# REQUIREMENTS
Find and return each line containing "PBMC".

# DATA LINES
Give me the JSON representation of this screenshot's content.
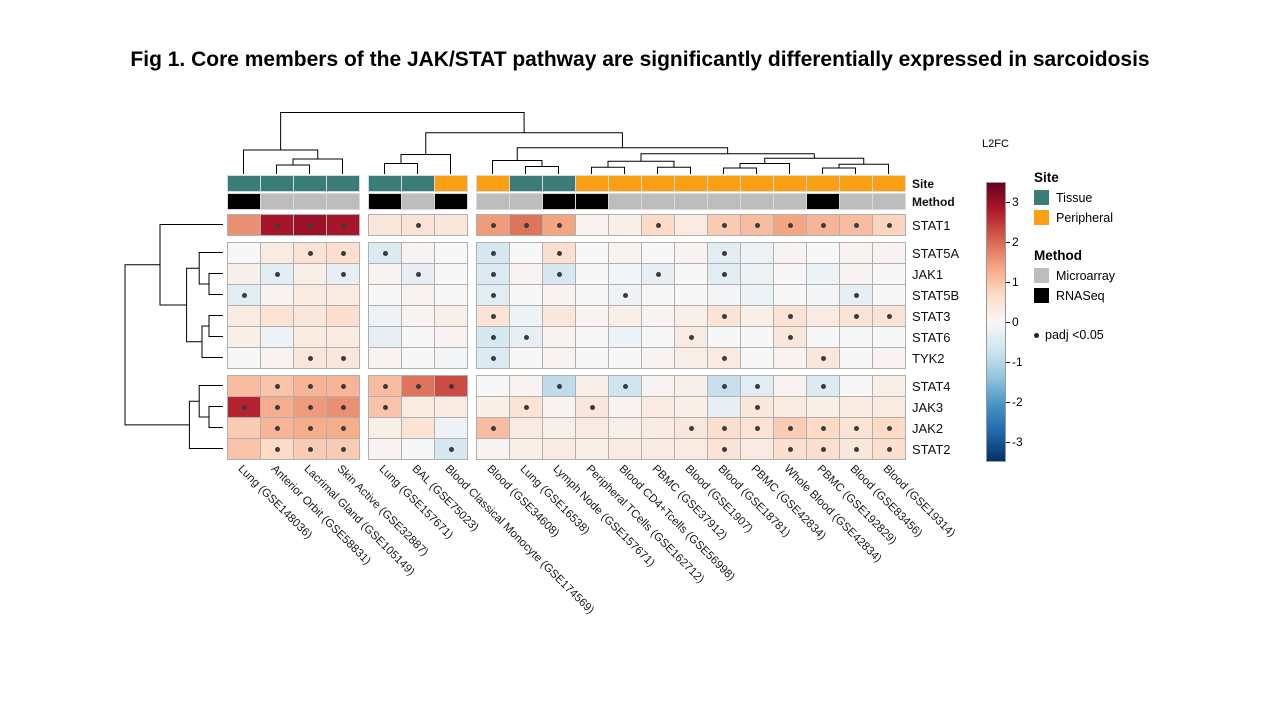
{
  "title": "Fig 1. Core members of the JAK/STAT pathway are significantly differentially expressed in sarcoidosis",
  "annotation_labels": {
    "site": "Site",
    "method": "Method"
  },
  "colorbar": {
    "label": "L2FC",
    "ticks": [
      3,
      2,
      1,
      0,
      -1,
      -2,
      -3
    ],
    "domain": [
      -3.5,
      3.5
    ],
    "palette": [
      "#053061",
      "#2166ac",
      "#4393c3",
      "#92c5de",
      "#d1e5f0",
      "#f7f7f7",
      "#fddbc7",
      "#f4a582",
      "#d6604d",
      "#b2182b",
      "#67001f"
    ]
  },
  "legend": {
    "site": {
      "title": "Site",
      "items": [
        {
          "label": "Tissue",
          "color": "#3a7c78"
        },
        {
          "label": "Peripheral",
          "color": "#fba012"
        }
      ]
    },
    "method": {
      "title": "Method",
      "items": [
        {
          "label": "Microarray",
          "color": "#bdbdbd"
        },
        {
          "label": "RNASeq",
          "color": "#000000"
        }
      ]
    },
    "significance": {
      "marker": "•",
      "label": "padj <0.05"
    }
  },
  "chart_data": {
    "type": "heatmap",
    "value_label": "L2FC",
    "rows": [
      "STAT1",
      "STAT5A",
      "JAK1",
      "STAT5B",
      "STAT3",
      "STAT6",
      "TYK2",
      "STAT4",
      "JAK3",
      "JAK2",
      "STAT2"
    ],
    "row_groups": [
      0,
      1,
      1,
      1,
      1,
      1,
      1,
      2,
      2,
      2,
      2
    ],
    "columns": [
      {
        "label": "Lung (GSE148036)",
        "site": "Tissue",
        "method": "RNASeq",
        "group": 0
      },
      {
        "label": "Anterior Orbit (GSE58831)",
        "site": "Tissue",
        "method": "Microarray",
        "group": 0
      },
      {
        "label": "Lacrimal Gland (GSE105149)",
        "site": "Tissue",
        "method": "Microarray",
        "group": 0
      },
      {
        "label": "Skin Active (GSE32887)",
        "site": "Tissue",
        "method": "Microarray",
        "group": 0
      },
      {
        "label": "Lung (GSE157671)",
        "site": "Tissue",
        "method": "RNASeq",
        "group": 1
      },
      {
        "label": "BAL (GSE75023)",
        "site": "Tissue",
        "method": "Microarray",
        "group": 1
      },
      {
        "label": "Blood Classical Monocyte (GSE174569)",
        "site": "Peripheral",
        "method": "RNASeq",
        "group": 1
      },
      {
        "label": "Blood (GSE34608)",
        "site": "Peripheral",
        "method": "Microarray",
        "group": 2
      },
      {
        "label": "Lung (GSE16538)",
        "site": "Tissue",
        "method": "Microarray",
        "group": 2
      },
      {
        "label": "Lymph Node (GSE157671)",
        "site": "Tissue",
        "method": "RNASeq",
        "group": 2
      },
      {
        "label": "Peripheral TCells (GSE162712)",
        "site": "Peripheral",
        "method": "RNASeq",
        "group": 2
      },
      {
        "label": "Blood CD4+Tcells (GSE56998)",
        "site": "Peripheral",
        "method": "Microarray",
        "group": 2
      },
      {
        "label": "PBMC (GSE37912)",
        "site": "Peripheral",
        "method": "Microarray",
        "group": 2
      },
      {
        "label": "Blood (GSE1907)",
        "site": "Peripheral",
        "method": "Microarray",
        "group": 2
      },
      {
        "label": "Blood (GSE18781)",
        "site": "Peripheral",
        "method": "Microarray",
        "group": 2
      },
      {
        "label": "PBMC (GSE42834)",
        "site": "Peripheral",
        "method": "Microarray",
        "group": 2
      },
      {
        "label": "Whole Blood (GSE42834)",
        "site": "Peripheral",
        "method": "Microarray",
        "group": 2
      },
      {
        "label": "PBMC (GSE192829)",
        "site": "Peripheral",
        "method": "RNASeq",
        "group": 2
      },
      {
        "label": "Blood (GSE83456)",
        "site": "Peripheral",
        "method": "Microarray",
        "group": 2
      },
      {
        "label": "Blood (GSE19314)",
        "site": "Peripheral",
        "method": "Microarray",
        "group": 2
      }
    ],
    "values": [
      [
        1.6,
        2.9,
        3.0,
        2.9,
        0.4,
        0.5,
        0.4,
        1.5,
        1.9,
        1.4,
        0.1,
        0.2,
        0.7,
        0.3,
        0.9,
        1.1,
        1.4,
        1.2,
        1.1,
        0.8
      ],
      [
        0.0,
        0.3,
        0.5,
        0.6,
        -0.5,
        0.1,
        0.0,
        -0.6,
        0.0,
        0.6,
        0.0,
        0.1,
        0.0,
        0.1,
        -0.4,
        -0.2,
        0.1,
        0.0,
        0.1,
        0.1
      ],
      [
        0.2,
        -0.4,
        0.2,
        -0.3,
        0.1,
        -0.3,
        0.0,
        -0.5,
        0.1,
        -0.6,
        0.0,
        -0.1,
        -0.3,
        0.0,
        -0.4,
        -0.2,
        0.0,
        -0.2,
        0.1,
        0.0
      ],
      [
        -0.4,
        0.1,
        0.3,
        0.3,
        0.0,
        0.1,
        0.0,
        -0.4,
        0.0,
        0.1,
        0.0,
        -0.2,
        0.0,
        0.0,
        -0.1,
        -0.2,
        0.0,
        -0.1,
        -0.3,
        0.0
      ],
      [
        0.3,
        0.5,
        0.4,
        0.6,
        -0.2,
        0.1,
        0.2,
        0.5,
        -0.2,
        0.4,
        0.1,
        0.2,
        0.1,
        0.2,
        0.5,
        0.2,
        0.5,
        0.3,
        0.5,
        0.5
      ],
      [
        0.2,
        -0.2,
        0.3,
        0.3,
        -0.3,
        0.0,
        0.1,
        -0.6,
        -0.3,
        0.1,
        0.0,
        -0.2,
        0.0,
        0.3,
        0.0,
        0.0,
        0.4,
        0.0,
        0.0,
        0.0
      ],
      [
        0.0,
        0.1,
        0.4,
        0.4,
        0.1,
        0.0,
        -0.1,
        -0.5,
        0.0,
        0.1,
        0.0,
        0.0,
        0.1,
        0.2,
        0.3,
        0.0,
        0.1,
        0.4,
        0.0,
        0.1
      ],
      [
        1.1,
        1.0,
        1.2,
        1.2,
        1.1,
        1.9,
        2.3,
        0.0,
        0.1,
        -0.9,
        0.2,
        -0.7,
        0.1,
        0.2,
        -0.8,
        -0.4,
        0.1,
        -0.5,
        0.0,
        0.2
      ],
      [
        2.7,
        1.3,
        1.5,
        1.6,
        1.0,
        0.3,
        0.3,
        0.2,
        0.5,
        0.1,
        0.4,
        0.1,
        0.3,
        0.2,
        -0.3,
        0.4,
        0.3,
        0.2,
        0.3,
        0.3
      ],
      [
        0.9,
        1.2,
        1.3,
        1.3,
        0.2,
        0.5,
        -0.2,
        1.1,
        0.3,
        0.2,
        0.3,
        0.2,
        0.3,
        0.4,
        0.6,
        0.5,
        0.9,
        0.7,
        0.5,
        0.7
      ],
      [
        1.0,
        0.7,
        0.9,
        0.9,
        0.1,
        0.0,
        -0.6,
        0.1,
        0.2,
        0.3,
        0.2,
        0.3,
        0.3,
        0.3,
        0.5,
        0.3,
        0.6,
        0.6,
        0.4,
        0.6
      ]
    ],
    "significant": [
      [
        0,
        1,
        1,
        1,
        0,
        1,
        0,
        1,
        1,
        1,
        0,
        0,
        1,
        0,
        1,
        1,
        1,
        1,
        1,
        1
      ],
      [
        0,
        0,
        1,
        1,
        1,
        0,
        0,
        1,
        0,
        1,
        0,
        0,
        0,
        0,
        1,
        0,
        0,
        0,
        0,
        0
      ],
      [
        0,
        1,
        0,
        1,
        0,
        1,
        0,
        1,
        0,
        1,
        0,
        0,
        1,
        0,
        1,
        0,
        0,
        0,
        0,
        0
      ],
      [
        1,
        0,
        0,
        0,
        0,
        0,
        0,
        1,
        0,
        0,
        0,
        1,
        0,
        0,
        0,
        0,
        0,
        0,
        1,
        0
      ],
      [
        0,
        0,
        0,
        0,
        0,
        0,
        0,
        1,
        0,
        0,
        0,
        0,
        0,
        0,
        1,
        0,
        1,
        0,
        1,
        1
      ],
      [
        0,
        0,
        0,
        0,
        0,
        0,
        0,
        1,
        1,
        0,
        0,
        0,
        0,
        1,
        0,
        0,
        1,
        0,
        0,
        0
      ],
      [
        0,
        0,
        1,
        1,
        0,
        0,
        0,
        1,
        0,
        0,
        0,
        0,
        0,
        0,
        1,
        0,
        0,
        1,
        0,
        0
      ],
      [
        0,
        1,
        1,
        1,
        1,
        1,
        1,
        0,
        0,
        1,
        0,
        1,
        0,
        0,
        1,
        1,
        0,
        1,
        0,
        0
      ],
      [
        1,
        1,
        1,
        1,
        1,
        0,
        0,
        0,
        1,
        0,
        1,
        0,
        0,
        0,
        0,
        1,
        0,
        0,
        0,
        0
      ],
      [
        0,
        1,
        1,
        1,
        0,
        0,
        0,
        1,
        0,
        0,
        0,
        0,
        0,
        1,
        1,
        1,
        1,
        1,
        1,
        1
      ],
      [
        0,
        1,
        1,
        1,
        0,
        0,
        1,
        0,
        0,
        0,
        0,
        0,
        0,
        0,
        1,
        0,
        1,
        1,
        1,
        1
      ]
    ],
    "column_dendrogram": [
      0.82,
      [
        0.32,
        0,
        [
          0.2,
          [
            0.12,
            1,
            2
          ],
          3
        ]
      ],
      [
        0.55,
        [
          0.26,
          [
            0.14,
            4,
            5
          ],
          6
        ],
        [
          0.35,
          [
            0.18,
            7,
            [
              0.1,
              8,
              9
            ]
          ],
          [
            0.27,
            [
              0.17,
              [
                0.09,
                10,
                11
              ],
              [
                0.09,
                12,
                13
              ]
            ],
            [
              0.21,
              [
                0.14,
                [
                  0.08,
                  14,
                  15
                ],
                16
              ],
              [
                0.13,
                [
                  0.08,
                  17,
                  18
                ],
                19
              ]
            ]
          ]
        ]
      ]
    ],
    "row_dendrogram": [
      0.7,
      [
        0.45,
        0,
        [
          0.26,
          [
            0.17,
            1,
            [
              0.1,
              2,
              3
            ]
          ],
          [
            0.15,
            [
              0.1,
              4,
              5
            ],
            6
          ]
        ]
      ],
      [
        0.24,
        [
          0.17,
          7,
          [
            0.1,
            8,
            9
          ]
        ],
        10
      ]
    ]
  }
}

# ANSWER TO THIS PROBLEM
        "label": "PBMC (GSE37912)",
        "label": "PBMC (GSE42834)",
        "label": "PBMC (GSE192829)",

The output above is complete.